**EXERCISE DIRECTIONS:** Omit every picture and output the rest of the records exactly as they are.

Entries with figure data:

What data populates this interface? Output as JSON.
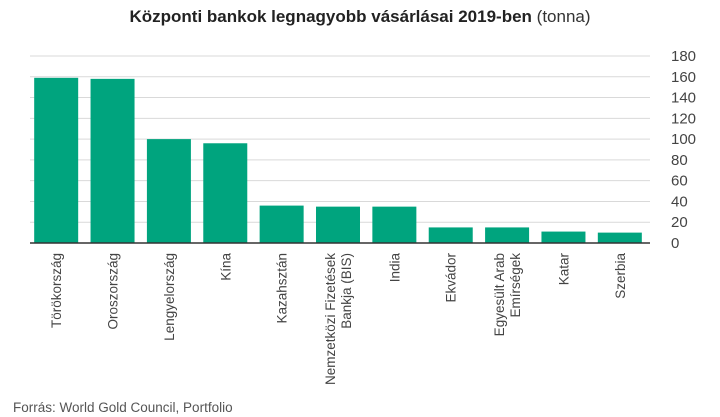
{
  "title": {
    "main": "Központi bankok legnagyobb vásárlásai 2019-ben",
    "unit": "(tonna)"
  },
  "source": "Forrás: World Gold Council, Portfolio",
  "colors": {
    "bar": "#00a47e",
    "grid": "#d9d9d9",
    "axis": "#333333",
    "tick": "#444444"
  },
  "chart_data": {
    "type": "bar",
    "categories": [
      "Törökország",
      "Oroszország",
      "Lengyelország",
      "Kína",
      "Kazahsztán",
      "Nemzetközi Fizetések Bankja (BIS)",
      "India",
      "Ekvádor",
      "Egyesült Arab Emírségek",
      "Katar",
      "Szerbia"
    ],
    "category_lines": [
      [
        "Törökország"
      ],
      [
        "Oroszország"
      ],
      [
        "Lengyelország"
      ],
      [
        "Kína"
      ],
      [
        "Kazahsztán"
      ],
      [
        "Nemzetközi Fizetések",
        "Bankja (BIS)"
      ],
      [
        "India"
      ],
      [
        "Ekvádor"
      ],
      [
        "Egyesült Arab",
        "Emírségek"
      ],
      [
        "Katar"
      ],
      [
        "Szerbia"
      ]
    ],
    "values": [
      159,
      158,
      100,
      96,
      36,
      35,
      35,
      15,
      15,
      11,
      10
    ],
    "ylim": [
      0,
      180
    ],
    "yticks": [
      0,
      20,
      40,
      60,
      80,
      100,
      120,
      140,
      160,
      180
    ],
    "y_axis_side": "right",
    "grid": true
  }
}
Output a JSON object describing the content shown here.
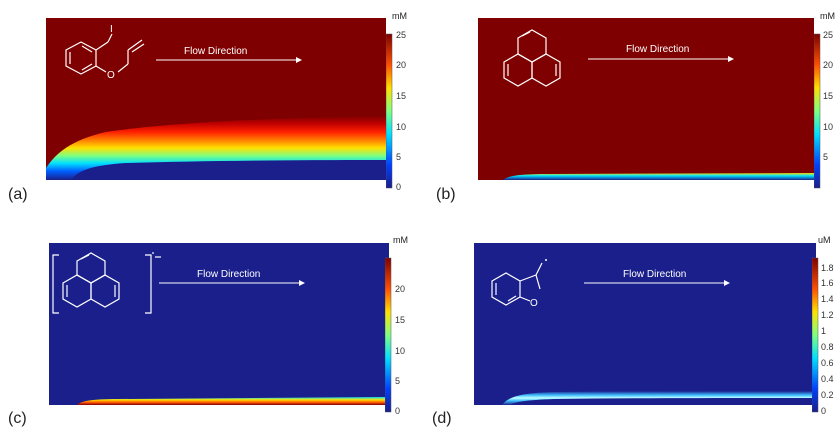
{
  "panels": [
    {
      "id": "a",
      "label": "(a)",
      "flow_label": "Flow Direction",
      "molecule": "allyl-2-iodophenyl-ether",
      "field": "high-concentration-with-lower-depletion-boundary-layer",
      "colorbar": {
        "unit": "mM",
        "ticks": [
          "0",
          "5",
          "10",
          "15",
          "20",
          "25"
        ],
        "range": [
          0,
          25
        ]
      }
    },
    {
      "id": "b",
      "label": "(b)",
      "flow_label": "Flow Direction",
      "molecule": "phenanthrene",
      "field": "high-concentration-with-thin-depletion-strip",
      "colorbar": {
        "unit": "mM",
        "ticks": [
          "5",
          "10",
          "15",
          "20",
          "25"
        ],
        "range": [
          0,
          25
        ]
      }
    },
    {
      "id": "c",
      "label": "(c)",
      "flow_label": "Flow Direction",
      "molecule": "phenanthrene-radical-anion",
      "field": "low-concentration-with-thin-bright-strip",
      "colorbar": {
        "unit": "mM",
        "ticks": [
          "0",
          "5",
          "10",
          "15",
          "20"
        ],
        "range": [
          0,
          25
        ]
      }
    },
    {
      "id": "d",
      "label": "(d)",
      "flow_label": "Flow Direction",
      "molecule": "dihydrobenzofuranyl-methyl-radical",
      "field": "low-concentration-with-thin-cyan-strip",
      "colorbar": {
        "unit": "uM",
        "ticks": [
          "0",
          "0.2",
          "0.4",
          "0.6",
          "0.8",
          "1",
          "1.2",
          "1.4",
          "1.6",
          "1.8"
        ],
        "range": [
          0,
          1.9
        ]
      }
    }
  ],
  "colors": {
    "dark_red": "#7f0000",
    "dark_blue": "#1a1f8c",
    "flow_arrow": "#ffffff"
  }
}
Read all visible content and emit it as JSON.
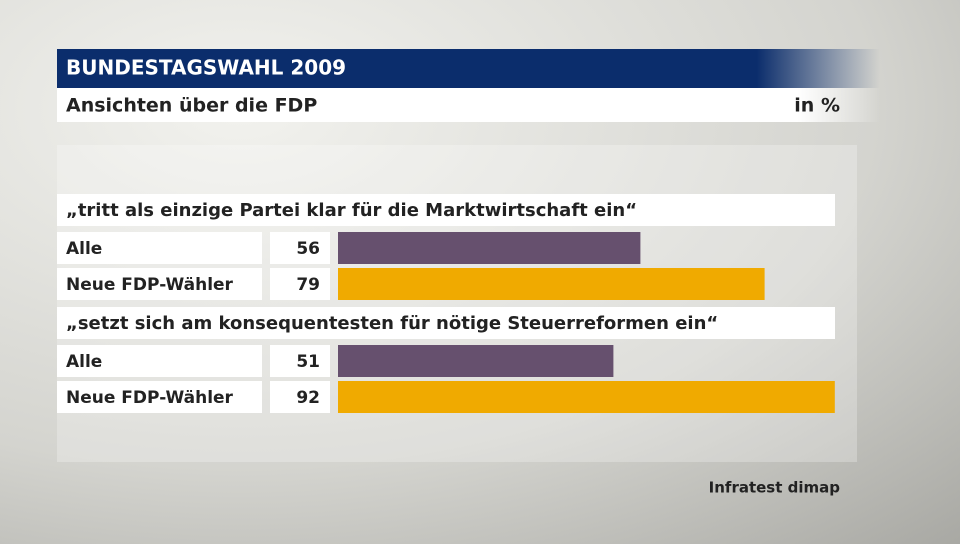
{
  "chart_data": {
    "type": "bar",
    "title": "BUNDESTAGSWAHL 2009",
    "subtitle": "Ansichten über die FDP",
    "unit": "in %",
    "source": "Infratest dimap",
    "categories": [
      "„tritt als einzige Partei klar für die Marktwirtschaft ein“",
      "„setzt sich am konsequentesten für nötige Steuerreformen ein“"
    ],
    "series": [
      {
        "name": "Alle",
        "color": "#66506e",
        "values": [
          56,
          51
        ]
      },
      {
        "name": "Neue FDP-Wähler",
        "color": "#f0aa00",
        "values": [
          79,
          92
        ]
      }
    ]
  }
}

**CORRECT OUTPUT:**
What data populates this interface? Output as JSON.
{
  "title": {
    "main": "Központi bankok legnagyobb vásárlásai 2019-ben",
    "unit": "(tonna)"
  },
  "source": "Forrás: World Gold Council, Portfolio",
  "colors": {
    "bar": "#00a47e",
    "grid": "#d9d9d9",
    "axis": "#333333",
    "tick": "#444444"
  },
  "chart_data": {
    "type": "bar",
    "categories": [
      "Törökország",
      "Oroszország",
      "Lengyelország",
      "Kína",
      "Kazahsztán",
      "Nemzetközi Fizetések Bankja (BIS)",
      "India",
      "Ekvádor",
      "Egyesült Arab Emírségek",
      "Katar",
      "Szerbia"
    ],
    "category_lines": [
      [
        "Törökország"
      ],
      [
        "Oroszország"
      ],
      [
        "Lengyelország"
      ],
      [
        "Kína"
      ],
      [
        "Kazahsztán"
      ],
      [
        "Nemzetközi Fizetések",
        "Bankja (BIS)"
      ],
      [
        "India"
      ],
      [
        "Ekvádor"
      ],
      [
        "Egyesült Arab",
        "Emírségek"
      ],
      [
        "Katar"
      ],
      [
        "Szerbia"
      ]
    ],
    "values": [
      159,
      158,
      100,
      96,
      36,
      35,
      35,
      15,
      15,
      11,
      10
    ],
    "ylim": [
      0,
      180
    ],
    "yticks": [
      0,
      20,
      40,
      60,
      80,
      100,
      120,
      140,
      160,
      180
    ],
    "y_axis_side": "right",
    "grid": true
  }
}
Output a JSON object describing the content shown here.
{
  "panels": [
    {
      "id": "a",
      "label": "(a)",
      "flow_label": "Flow Direction",
      "molecule": "allyl-2-iodophenyl-ether",
      "field": "high-concentration-with-lower-depletion-boundary-layer",
      "colorbar": {
        "unit": "mM",
        "ticks": [
          "0",
          "5",
          "10",
          "15",
          "20",
          "25"
        ],
        "range": [
          0,
          25
        ]
      }
    },
    {
      "id": "b",
      "label": "(b)",
      "flow_label": "Flow Direction",
      "molecule": "phenanthrene",
      "field": "high-concentration-with-thin-depletion-strip",
      "colorbar": {
        "unit": "mM",
        "ticks": [
          "5",
          "10",
          "15",
          "20",
          "25"
        ],
        "range": [
          0,
          25
        ]
      }
    },
    {
      "id": "c",
      "label": "(c)",
      "flow_label": "Flow Direction",
      "molecule": "phenanthrene-radical-anion",
      "field": "low-concentration-with-thin-bright-strip",
      "colorbar": {
        "unit": "mM",
        "ticks": [
          "0",
          "5",
          "10",
          "15",
          "20"
        ],
        "range": [
          0,
          25
        ]
      }
    },
    {
      "id": "d",
      "label": "(d)",
      "flow_label": "Flow Direction",
      "molecule": "dihydrobenzofuranyl-methyl-radical",
      "field": "low-concentration-with-thin-cyan-strip",
      "colorbar": {
        "unit": "uM",
        "ticks": [
          "0",
          "0.2",
          "0.4",
          "0.6",
          "0.8",
          "1",
          "1.2",
          "1.4",
          "1.6",
          "1.8"
        ],
        "range": [
          0,
          1.9
        ]
      }
    }
  ],
  "colors": {
    "dark_red": "#7f0000",
    "dark_blue": "#1a1f8c",
    "flow_arrow": "#ffffff"
  }
}
Read all visible content and emit it as JSON.
{
  "chart_data": {
    "type": "bar",
    "title": "BUNDESTAGSWAHL 2009",
    "subtitle": "Ansichten über die FDP",
    "unit": "in %",
    "source": "Infratest dimap",
    "categories": [
      "„tritt als einzige Partei klar für die Marktwirtschaft ein“",
      "„setzt sich am konsequentesten für nötige Steuerreformen ein“"
    ],
    "series": [
      {
        "name": "Alle",
        "color": "#66506e",
        "values": [
          56,
          51
        ]
      },
      {
        "name": "Neue FDP-Wähler",
        "color": "#f0aa00",
        "values": [
          79,
          92
        ]
      }
    ]
  }
}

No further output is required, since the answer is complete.